■ Instruction: Wherever the string "color" occurs in a line of these records, report that line.

(Extracts from a graphics dataset)

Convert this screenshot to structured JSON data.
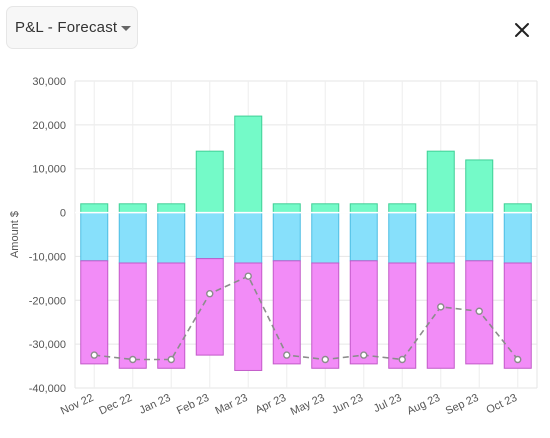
{
  "header": {
    "select_value": "P&L - Forecast",
    "caret_icon": "chevron-down-icon",
    "close_icon": "close-icon"
  },
  "chart_data": {
    "type": "bar",
    "stacked": true,
    "categories": [
      "Nov 22",
      "Dec 22",
      "Jan 23",
      "Feb 23",
      "Mar 23",
      "Apr 23",
      "May 23",
      "Jun 23",
      "Jul 23",
      "Aug 23",
      "Sep 23",
      "Oct 23"
    ],
    "series": [
      {
        "kind": "bar",
        "color": "#74fac8",
        "stroke": "#3fcf96",
        "values": [
          2000,
          2000,
          2000,
          14000,
          22000,
          2000,
          2000,
          2000,
          2000,
          14000,
          12000,
          2000
        ]
      },
      {
        "kind": "bar",
        "color": "#87e0fb",
        "stroke": "#4dbde3",
        "values": [
          -11000,
          -11500,
          -11500,
          -10500,
          -11500,
          -11000,
          -11500,
          -11000,
          -11500,
          -11500,
          -11000,
          -11500
        ]
      },
      {
        "kind": "bar",
        "color": "#f28cf7",
        "stroke": "#c25ac8",
        "values": [
          -23500,
          -24000,
          -24000,
          -22000,
          -24500,
          -23500,
          -24000,
          -23500,
          -24000,
          -24000,
          -23500,
          -24000
        ]
      },
      {
        "kind": "line",
        "color": "#8c8c8c",
        "values": [
          -32500,
          -33500,
          -33500,
          -18500,
          -14500,
          -32500,
          -33500,
          -32500,
          -33500,
          -21500,
          -22500,
          -33500
        ]
      }
    ],
    "ylabel": "Amount $",
    "ylim": [
      -40000,
      30000
    ],
    "yticks": [
      30000,
      20000,
      10000,
      0,
      -10000,
      -20000,
      -30000,
      -40000
    ],
    "ytick_labels": [
      "30,000",
      "20,000",
      "10,000",
      "0",
      "-10,000",
      "-20,000",
      "-30,000",
      "-40,000"
    ],
    "grid": true
  }
}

■ Worked answer:
        "color": "#74fac8",
        "color": "#87e0fb",
        "color": "#f28cf7",
        "color": "#8c8c8c",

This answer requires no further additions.